SELECTED PASSAGE:
○ ○ ○ ○ ○ ○ ○
That was the first contest, the second one was in Moscow, and there I danced with Andris [Liepa]. I received the Grand Prix, Natalia Viktorovna prepared me for this contest. That was my graduation year, and we were working on Coppelia for the recital. (Recently, I saw the tape--I didn't realize that it had been recorded-- and I was just amazed, Natalia Viktorovna is just incredible. Everything is so clean and polished, I couldn't believe my eyes. It is a pity that she and Golovkina couldn't get along, she survived two heart attacks, and said, "That's it, I can't take it anymore." She left the school, and taught "amateur" children and brought them to some success, when instead she could have been teaching gifted girls, and in four years making them ballerinas.)

So Andris and I danced the leading roles in the graduation performance of Coppelia [Nina won Grand Prix and Andris, the Gold] and afterwards I was accepted into the Bolshoi. This was unbelievable for me, I wasn't from Moscow, I thought I would have to go back to Tbilisi. I am thankful to Golovkina for not preventing me from getting into the Bolshoi; she could have. Natalia Viktorovna said that if I wasn't accepted into the Bolshoi, she still wouldn't let me go back to Tbilisi. But Grigorovich said, "I like that girl," and accepted me into the troupe. He saw me in Varna, and at the second contest. This was 1981.


4. How did the troupe take to you?

They didn't. We were all laureates of contests. I came to the class, and like a newcomer stood at the bar, where I could find room. It was all very difficult for me, Natalia Viktorovna had taught us very delicately, you couldn't do this, couldn't do that. But in the theater, the better you behave, the worse it is for you. Not quite worse, but a lot unfairness came out of it. The ruder you were the faster you got to the top. And besides, we were all used to the school, the attention, the teacher who constantly corrected you, but in the theater, no one cared. You had to watch yourself. You are alone. Your rehearsals get pushed to the end, you wait three hours on your butt.
○ ○ ○ ○ ○ ○ ○
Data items

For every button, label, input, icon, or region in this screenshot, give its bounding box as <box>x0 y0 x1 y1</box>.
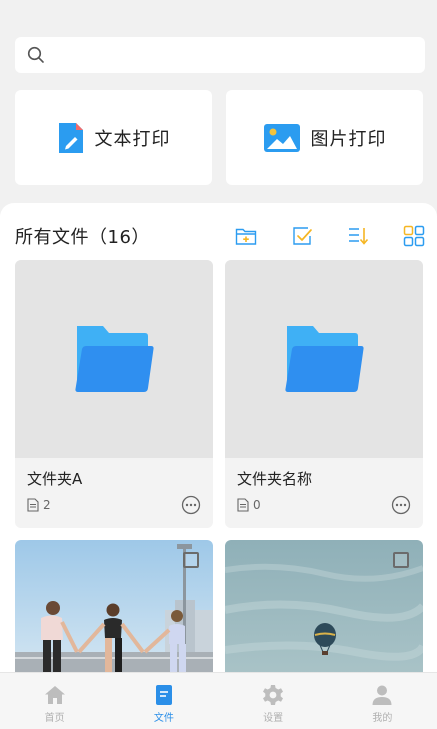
folder-card[interactable]: 文件夹名称 0 <box>225 260 423 528</box>
folder-card[interactable]: 文件夹A 2 <box>15 260 213 528</box>
tab-profile-label: 我的 <box>372 713 393 724</box>
text-print-label: 文本打印 <box>94 128 171 150</box>
grid-view-icon[interactable] <box>403 225 425 247</box>
file-count: 0 <box>237 498 261 512</box>
tab-home-label: 首页 <box>44 713 65 724</box>
multi-select-icon[interactable] <box>291 225 313 247</box>
more-options-icon[interactable] <box>181 495 201 515</box>
files-title: 所有文件（16） <box>15 227 150 248</box>
search-icon <box>27 46 44 63</box>
search-input[interactable] <box>55 43 415 67</box>
image-print-button[interactable]: 图片打印 <box>226 90 423 185</box>
tab-home[interactable]: 首页 <box>0 673 109 729</box>
photo-card[interactable] <box>15 540 213 673</box>
file-count-value: 0 <box>253 498 261 512</box>
document-icon <box>27 498 39 512</box>
folder-name: 文件夹A <box>27 470 83 488</box>
photo-card[interactable] <box>225 540 423 673</box>
bottom-tab-bar: 首页 文件 设置 我的 <box>0 672 437 729</box>
select-checkbox[interactable] <box>183 552 199 568</box>
folder-name: 文件夹名称 <box>237 470 313 488</box>
tab-settings-label: 设置 <box>263 713 284 724</box>
search-bar[interactable] <box>15 37 425 73</box>
document-icon <box>237 498 249 512</box>
folder-meta: 文件夹A 2 <box>15 458 213 528</box>
files-panel: 所有文件（16） 文件夹A 2 文件夹名称 0 <box>0 203 437 673</box>
text-print-button[interactable]: 文本打印 <box>15 90 212 185</box>
tab-files-label: 文件 <box>153 713 174 724</box>
files-header: 所有文件（16） <box>15 223 425 249</box>
user-icon <box>372 685 392 705</box>
select-checkbox[interactable] <box>393 552 409 568</box>
tab-profile[interactable]: 我的 <box>328 673 437 729</box>
new-folder-icon[interactable] <box>235 225 257 247</box>
folder-icon <box>285 326 364 392</box>
file-icon <box>155 685 172 705</box>
folder-thumbnail <box>15 260 213 458</box>
sort-icon[interactable] <box>347 225 369 247</box>
tab-files[interactable]: 文件 <box>109 673 218 729</box>
home-icon <box>44 686 65 704</box>
file-count-value: 2 <box>43 498 51 512</box>
gear-icon <box>263 685 284 705</box>
more-options-icon[interactable] <box>391 495 411 515</box>
image-print-label: 图片打印 <box>310 128 387 150</box>
folder-meta: 文件夹名称 0 <box>225 458 423 528</box>
folder-thumbnail <box>225 260 423 458</box>
document-edit-icon <box>58 122 83 153</box>
tab-settings[interactable]: 设置 <box>219 673 328 729</box>
image-icon <box>263 123 300 152</box>
file-count: 2 <box>27 498 51 512</box>
folder-icon <box>75 326 154 392</box>
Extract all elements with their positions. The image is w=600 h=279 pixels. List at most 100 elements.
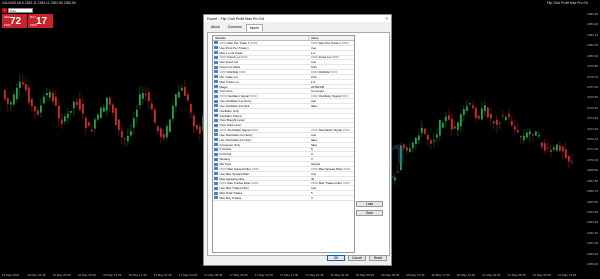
candle-body xyxy=(517,129,519,132)
param-value[interactable]: 5 xyxy=(309,147,313,151)
candle-body xyxy=(40,105,42,113)
candle-body xyxy=(100,107,102,119)
candle-body xyxy=(487,107,489,118)
time-axis: 16 May 2024 16 May 01:45 16 May 05:45 16 Ma… xyxy=(0,270,578,279)
tab-common[interactable]: Common xyxy=(224,23,246,31)
param-value[interactable]: 3 xyxy=(309,152,313,156)
candle-body xyxy=(460,114,462,127)
candle-body xyxy=(187,94,189,101)
param-value[interactable]: 1.0 xyxy=(309,51,315,55)
param-name: Comment xyxy=(219,89,233,94)
time-tick-label: 17 May 09:45 xyxy=(229,273,248,277)
param-name: Crossover Only xyxy=(219,142,241,147)
param-value[interactable]: ==== Stochastic Signal ==== xyxy=(309,128,350,132)
cancel-button[interactable]: Cancel xyxy=(348,255,366,261)
candle-body xyxy=(544,143,546,151)
tab-inputs[interactable]: Inputs xyxy=(245,24,263,31)
price-tick-label: 2368.90 xyxy=(587,168,598,173)
param-name-cell: ==== Fixed Lot ==== xyxy=(213,55,309,59)
price-tick-label: 2378.70 xyxy=(587,74,598,79)
param-value[interactable]: true xyxy=(309,99,316,103)
candle-body xyxy=(37,110,39,115)
candle-body xyxy=(67,113,69,118)
save-button[interactable]: Save xyxy=(356,210,383,216)
param-value[interactable]: 30 xyxy=(309,177,314,181)
param-value[interactable]: 3 xyxy=(309,157,313,161)
candle-body xyxy=(457,122,459,131)
param-name-cell: Use Stochastic For Exit xyxy=(213,138,309,142)
param-name-cell: Use Max Trades Filter xyxy=(213,186,309,190)
param-value[interactable]: 3 xyxy=(309,196,313,200)
candle-body xyxy=(511,121,513,126)
column-value: Value xyxy=(311,36,319,40)
table-row[interactable]: Max Buy Trades 3 xyxy=(213,196,354,201)
param-name: Use Oscillator For Exit xyxy=(219,103,250,108)
param-value[interactable]: ==== Oscillator Signal ==== xyxy=(309,94,348,98)
param-value[interactable]: false xyxy=(309,104,317,108)
candle-body xyxy=(25,84,27,91)
candle-body xyxy=(433,140,435,142)
param-value[interactable]: 0.01 xyxy=(309,65,317,69)
inputs-table[interactable]: Variable Value ==== Max Per Trade 1 ====… xyxy=(212,35,355,253)
param-value[interactable]: 20784195 xyxy=(309,85,324,89)
candle-body xyxy=(526,132,528,138)
buy-button[interactable]: BUY 17 2383 xyxy=(28,14,53,28)
price-tick-label: 2385.30 xyxy=(587,12,598,16)
candle-body xyxy=(508,113,510,118)
param-value[interactable]: 1.0 xyxy=(309,80,315,84)
candle-body xyxy=(538,135,540,137)
param-value[interactable]: ==== RANGE ==== xyxy=(309,70,337,74)
param-name-cell: Use Stochastic For Entry xyxy=(213,133,309,137)
candle-body xyxy=(52,92,54,102)
side-buttons: Load Save xyxy=(356,201,383,219)
param-value[interactable]: 5 xyxy=(309,191,313,195)
param-value[interactable]: 0.01 xyxy=(309,75,317,79)
candle-body xyxy=(70,110,72,113)
dialog-titlebar[interactable]: Expert - Flip Club Profit Max Pro EA × xyxy=(204,15,391,22)
lots-input[interactable]: 0.01 xyxy=(8,8,33,13)
param-value[interactable]: ==== Max Spread Filter ==== xyxy=(309,167,350,171)
reset-button[interactable]: Reset xyxy=(369,255,387,261)
param-name: MA Type xyxy=(219,162,232,167)
param-type-icon xyxy=(214,157,218,161)
candle-body xyxy=(409,148,411,152)
candle-body xyxy=(523,135,525,141)
candle-body xyxy=(490,114,492,119)
param-name-cell: Oscillator Period xyxy=(213,114,309,118)
ok-button[interactable]: OK xyxy=(327,255,345,261)
param-value[interactable]: false xyxy=(309,143,317,147)
param-value[interactable]: Comment xyxy=(309,89,324,93)
param-name: Max Trade Lot xyxy=(219,79,239,84)
candle-body xyxy=(553,147,555,150)
sell-button[interactable]: SELL 72 2382 xyxy=(2,14,27,28)
param-value[interactable]: ==== Max Per Trade 1 ==== xyxy=(309,41,349,45)
param-value[interactable]: true xyxy=(309,46,316,50)
candle-body xyxy=(97,114,99,120)
param-value[interactable]: true xyxy=(309,172,316,176)
param-name-cell: ==== Stochastic Signal ==== xyxy=(213,128,309,132)
param-type-icon xyxy=(214,41,218,45)
param-type-icon xyxy=(214,46,218,50)
tab-about[interactable]: About xyxy=(207,23,224,31)
param-type-icon xyxy=(214,128,218,132)
param-value[interactable]: ==== Max Trades Filter ==== xyxy=(309,181,350,185)
load-button[interactable]: Load xyxy=(356,201,383,207)
param-value[interactable]: true xyxy=(309,60,316,64)
param-value[interactable]: false xyxy=(309,138,317,142)
candle-body xyxy=(85,117,87,128)
param-value[interactable]: Simple xyxy=(309,162,320,166)
close-icon[interactable]: × xyxy=(385,15,388,22)
param-value[interactable]: ==== Fixed Lot ==== xyxy=(309,55,339,59)
param-type-icon xyxy=(214,70,218,74)
time-tick-label: 17 May 17:45 xyxy=(280,273,299,277)
close-panel-icon[interactable]: × xyxy=(2,8,7,13)
param-name: Use Pints Per Trade 1 xyxy=(219,45,249,50)
price-tick-label: 2379.80 xyxy=(587,64,598,69)
param-type-icon xyxy=(214,51,218,55)
candle-body xyxy=(88,122,90,126)
param-value[interactable]: true xyxy=(309,133,316,137)
param-type-icon xyxy=(214,99,218,103)
param-value[interactable]: true xyxy=(309,186,316,190)
candle-body xyxy=(424,128,426,134)
candle-body xyxy=(499,122,501,124)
○ ○ ○ ○ ○ ○ ○
TASK REQUIREMENTS: List every city named in the passage about joining the Bolshoi.

TASK ANSWER: Moscow, Tbilisi, Varna